## RECORDED DATA
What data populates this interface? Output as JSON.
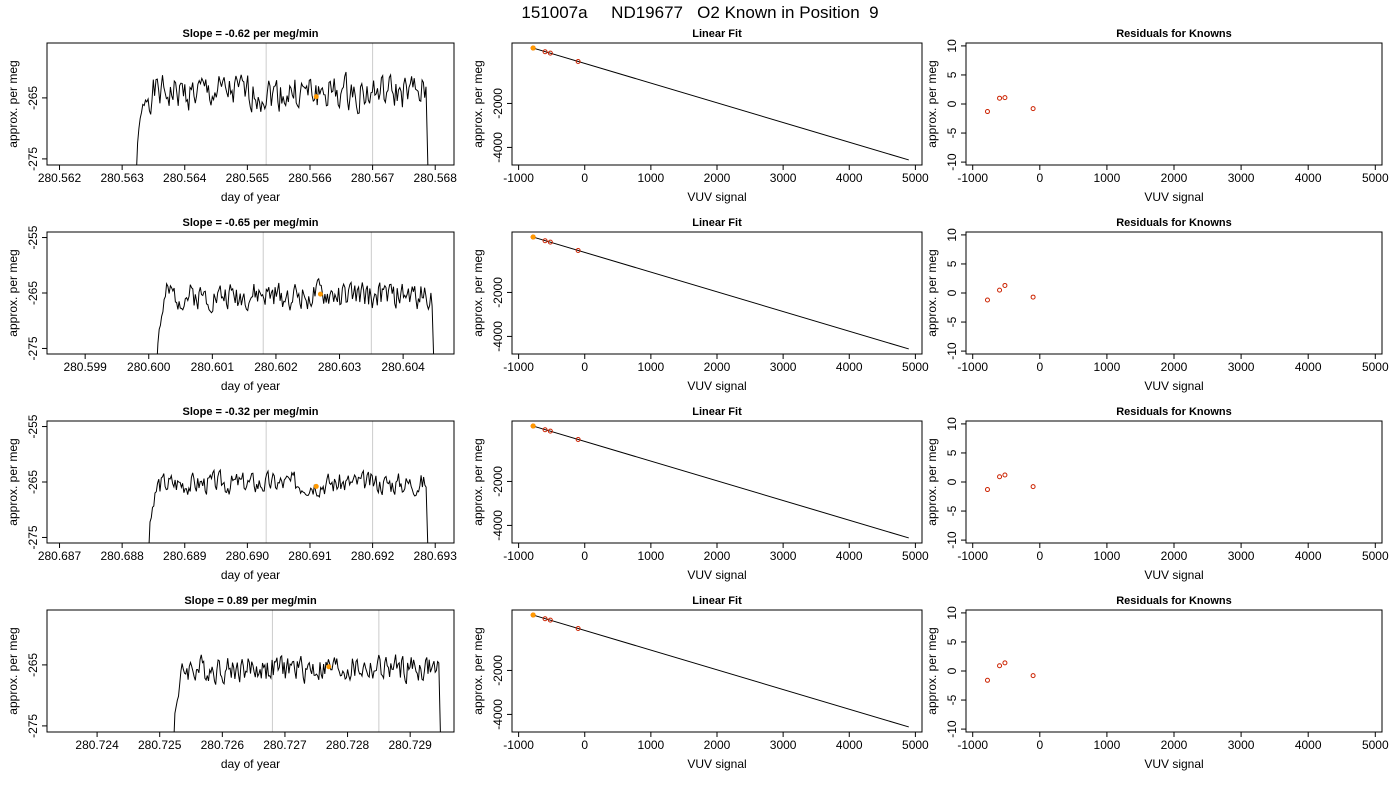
{
  "page_title": "151007a     ND19677   O2 Known in Position  9",
  "colors": {
    "line": "#000000",
    "marker": "#ff9900",
    "residual": "#cc2200",
    "vline": "#cccccc"
  },
  "chart_data": [
    {
      "row": 1,
      "type": "line",
      "title": "Slope =  -0.62  per meg/min",
      "xlabel": "day of year",
      "ylabel": "approx. per meg",
      "xlim": [
        280.5618,
        280.5683
      ],
      "ylim": [
        -276,
        -256
      ],
      "xticks": [
        280.562,
        280.563,
        280.564,
        280.565,
        280.566,
        280.567,
        280.568
      ],
      "xtick_labels": [
        "280.562",
        "280.563",
        "280.564",
        "280.565",
        "280.566",
        "280.567",
        "280.568"
      ],
      "yticks": [
        -265,
        -275
      ],
      "ytick_labels": [
        "-265",
        "-275"
      ],
      "vlines": [
        280.5653,
        280.567
      ],
      "marker": {
        "x": 280.5661,
        "y": -264.8
      },
      "series": [
        {
          "x_start": 280.5632,
          "x_end": 280.5679,
          "drop_at_end": true,
          "seed": 1,
          "level": -264.2,
          "noise": 2.6
        }
      ]
    },
    {
      "row": 1,
      "type": "scatter",
      "title": "Linear Fit",
      "xlabel": "VUV signal",
      "ylabel": "approx. per meg",
      "xlim": [
        -1100,
        5100
      ],
      "ylim": [
        -4800,
        750
      ],
      "xticks": [
        -1000,
        0,
        1000,
        2000,
        3000,
        4000,
        5000
      ],
      "xtick_labels": [
        "-1000",
        "0",
        "1000",
        "2000",
        "3000",
        "4000",
        "5000"
      ],
      "yticks": [
        -2000,
        -4000
      ],
      "ytick_labels": [
        "-2000",
        "-4000"
      ],
      "fit_line": {
        "x": [
          -780,
          4900
        ],
        "y": [
          520,
          -4570
        ]
      },
      "points": [
        {
          "x": -780,
          "y": 520
        },
        {
          "x": -600,
          "y": 350
        },
        {
          "x": -520,
          "y": 290
        },
        {
          "x": -100,
          "y": -90
        }
      ],
      "highlight_point": {
        "x": -780,
        "y": 520
      }
    },
    {
      "row": 1,
      "type": "scatter",
      "title": "Residuals for Knowns",
      "xlabel": "VUV signal",
      "ylabel": "approx. per meg",
      "xlim": [
        -1100,
        5100
      ],
      "ylim": [
        -10.5,
        10.5
      ],
      "xticks": [
        -1000,
        0,
        1000,
        2000,
        3000,
        4000,
        5000
      ],
      "xtick_labels": [
        "-1000",
        "0",
        "1000",
        "2000",
        "3000",
        "4000",
        "5000"
      ],
      "yticks": [
        10,
        5,
        0,
        -5,
        -10
      ],
      "ytick_labels": [
        "10",
        "5",
        "0",
        "-5",
        "-10"
      ],
      "points": [
        {
          "x": -780,
          "y": -1.3
        },
        {
          "x": -600,
          "y": 1.0
        },
        {
          "x": -520,
          "y": 1.1
        },
        {
          "x": -100,
          "y": -0.8
        }
      ]
    },
    {
      "row": 2,
      "type": "line",
      "title": "Slope =  -0.65  per meg/min",
      "xlabel": "day of year",
      "ylabel": "approx. per meg",
      "xlim": [
        280.5984,
        280.6048
      ],
      "ylim": [
        -276,
        -254
      ],
      "xticks": [
        280.599,
        280.6,
        280.601,
        280.602,
        280.603,
        280.604
      ],
      "xtick_labels": [
        "280.599",
        "280.600",
        "280.601",
        "280.602",
        "280.603",
        "280.604"
      ],
      "yticks": [
        -255,
        -265,
        -275
      ],
      "ytick_labels": [
        "-255",
        "-265",
        "-275"
      ],
      "vlines": [
        280.6018,
        280.6035
      ],
      "marker": {
        "x": 280.6027,
        "y": -265.2
      },
      "series": [
        {
          "x_start": 280.6001,
          "x_end": 280.6045,
          "drop_at_end": true,
          "seed": 2,
          "level": -265.5,
          "noise": 2.2
        }
      ]
    },
    {
      "row": 2,
      "type": "scatter",
      "title": "Linear Fit",
      "xlabel": "VUV signal",
      "ylabel": "approx. per meg",
      "xlim": [
        -1100,
        5100
      ],
      "ylim": [
        -4800,
        750
      ],
      "xticks": [
        -1000,
        0,
        1000,
        2000,
        3000,
        4000,
        5000
      ],
      "xtick_labels": [
        "-1000",
        "0",
        "1000",
        "2000",
        "3000",
        "4000",
        "5000"
      ],
      "yticks": [
        -2000,
        -4000
      ],
      "ytick_labels": [
        "-2000",
        "-4000"
      ],
      "fit_line": {
        "x": [
          -780,
          4900
        ],
        "y": [
          520,
          -4570
        ]
      },
      "points": [
        {
          "x": -780,
          "y": 520
        },
        {
          "x": -600,
          "y": 350
        },
        {
          "x": -520,
          "y": 290
        },
        {
          "x": -100,
          "y": -90
        }
      ],
      "highlight_point": {
        "x": -780,
        "y": 520
      }
    },
    {
      "row": 2,
      "type": "scatter",
      "title": "Residuals for Knowns",
      "xlabel": "VUV signal",
      "ylabel": "approx. per meg",
      "xlim": [
        -1100,
        5100
      ],
      "ylim": [
        -10.5,
        10.5
      ],
      "xticks": [
        -1000,
        0,
        1000,
        2000,
        3000,
        4000,
        5000
      ],
      "xtick_labels": [
        "-1000",
        "0",
        "1000",
        "2000",
        "3000",
        "4000",
        "5000"
      ],
      "yticks": [
        10,
        5,
        0,
        -5,
        -10
      ],
      "ytick_labels": [
        "10",
        "5",
        "0",
        "-5",
        "-10"
      ],
      "points": [
        {
          "x": -780,
          "y": -1.2
        },
        {
          "x": -600,
          "y": 0.5
        },
        {
          "x": -520,
          "y": 1.3
        },
        {
          "x": -100,
          "y": -0.7
        }
      ]
    },
    {
      "row": 3,
      "type": "line",
      "title": "Slope =  -0.32  per meg/min",
      "xlabel": "day of year",
      "ylabel": "approx. per meg",
      "xlim": [
        280.6868,
        280.6933
      ],
      "ylim": [
        -276,
        -254
      ],
      "xticks": [
        280.687,
        280.688,
        280.689,
        280.69,
        280.691,
        280.692,
        280.693
      ],
      "xtick_labels": [
        "280.687",
        "280.688",
        "280.689",
        "280.690",
        "280.691",
        "280.692",
        "280.693"
      ],
      "yticks": [
        -255,
        -265,
        -275
      ],
      "ytick_labels": [
        "-255",
        "-265",
        "-275"
      ],
      "vlines": [
        280.6903,
        280.692
      ],
      "marker": {
        "x": 280.6911,
        "y": -265.8
      },
      "series": [
        {
          "x_start": 280.6884,
          "x_end": 280.6929,
          "drop_at_end": true,
          "seed": 3,
          "level": -265.2,
          "noise": 1.8
        }
      ]
    },
    {
      "row": 3,
      "type": "scatter",
      "title": "Linear Fit",
      "xlabel": "VUV signal",
      "ylabel": "approx. per meg",
      "xlim": [
        -1100,
        5100
      ],
      "ylim": [
        -4800,
        750
      ],
      "xticks": [
        -1000,
        0,
        1000,
        2000,
        3000,
        4000,
        5000
      ],
      "xtick_labels": [
        "-1000",
        "0",
        "1000",
        "2000",
        "3000",
        "4000",
        "5000"
      ],
      "yticks": [
        -2000,
        -4000
      ],
      "ytick_labels": [
        "-2000",
        "-4000"
      ],
      "fit_line": {
        "x": [
          -780,
          4900
        ],
        "y": [
          520,
          -4570
        ]
      },
      "points": [
        {
          "x": -780,
          "y": 520
        },
        {
          "x": -600,
          "y": 350
        },
        {
          "x": -520,
          "y": 290
        },
        {
          "x": -100,
          "y": -90
        }
      ],
      "highlight_point": {
        "x": -780,
        "y": 520
      }
    },
    {
      "row": 3,
      "type": "scatter",
      "title": "Residuals for Knowns",
      "xlabel": "VUV signal",
      "ylabel": "approx. per meg",
      "xlim": [
        -1100,
        5100
      ],
      "ylim": [
        -10.5,
        10.5
      ],
      "xticks": [
        -1000,
        0,
        1000,
        2000,
        3000,
        4000,
        5000
      ],
      "xtick_labels": [
        "-1000",
        "0",
        "1000",
        "2000",
        "3000",
        "4000",
        "5000"
      ],
      "yticks": [
        10,
        5,
        0,
        -5,
        -10
      ],
      "ytick_labels": [
        "10",
        "5",
        "0",
        "-5",
        "-10"
      ],
      "points": [
        {
          "x": -780,
          "y": -1.3
        },
        {
          "x": -600,
          "y": 0.9
        },
        {
          "x": -520,
          "y": 1.2
        },
        {
          "x": -100,
          "y": -0.8
        }
      ]
    },
    {
      "row": 4,
      "type": "line",
      "title": "Slope =  0.89  per meg/min",
      "xlabel": "day of year",
      "ylabel": "approx. per meg",
      "xlim": [
        280.7232,
        280.7297
      ],
      "ylim": [
        -276,
        -256
      ],
      "xticks": [
        280.724,
        280.725,
        280.726,
        280.727,
        280.728,
        280.729
      ],
      "xtick_labels": [
        "280.724",
        "280.725",
        "280.726",
        "280.727",
        "280.728",
        "280.729"
      ],
      "yticks": [
        -265,
        -275
      ],
      "ytick_labels": [
        "-265",
        "-275"
      ],
      "vlines": [
        280.7268,
        280.7285
      ],
      "marker": {
        "x": 280.7277,
        "y": -265.3
      },
      "series": [
        {
          "x_start": 280.7252,
          "x_end": 280.7295,
          "drop_at_end": true,
          "seed": 4,
          "level": -265.6,
          "noise": 2.0
        }
      ]
    },
    {
      "row": 4,
      "type": "scatter",
      "title": "Linear Fit",
      "xlabel": "VUV signal",
      "ylabel": "approx. per meg",
      "xlim": [
        -1100,
        5100
      ],
      "ylim": [
        -4800,
        750
      ],
      "xticks": [
        -1000,
        0,
        1000,
        2000,
        3000,
        4000,
        5000
      ],
      "xtick_labels": [
        "-1000",
        "0",
        "1000",
        "2000",
        "3000",
        "4000",
        "5000"
      ],
      "yticks": [
        -2000,
        -4000
      ],
      "ytick_labels": [
        "-2000",
        "-4000"
      ],
      "fit_line": {
        "x": [
          -780,
          4900
        ],
        "y": [
          520,
          -4570
        ]
      },
      "points": [
        {
          "x": -780,
          "y": 520
        },
        {
          "x": -600,
          "y": 350
        },
        {
          "x": -520,
          "y": 290
        },
        {
          "x": -100,
          "y": -90
        }
      ],
      "highlight_point": {
        "x": -780,
        "y": 520
      }
    },
    {
      "row": 4,
      "type": "scatter",
      "title": "Residuals for Knowns",
      "xlabel": "VUV signal",
      "ylabel": "approx. per meg",
      "xlim": [
        -1100,
        5100
      ],
      "ylim": [
        -10.5,
        10.5
      ],
      "xticks": [
        -1000,
        0,
        1000,
        2000,
        3000,
        4000,
        5000
      ],
      "xtick_labels": [
        "-1000",
        "0",
        "1000",
        "2000",
        "3000",
        "4000",
        "5000"
      ],
      "yticks": [
        10,
        5,
        0,
        -5,
        -10
      ],
      "ytick_labels": [
        "10",
        "5",
        "0",
        "-5",
        "-10"
      ],
      "points": [
        {
          "x": -780,
          "y": -1.6
        },
        {
          "x": -600,
          "y": 0.9
        },
        {
          "x": -520,
          "y": 1.4
        },
        {
          "x": -100,
          "y": -0.8
        }
      ]
    }
  ]
}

## WORK INSTRUCTIONS
Count the lines of the data that contain the string "level", and reply with that number alone.

## REPLY TO THE TASK
4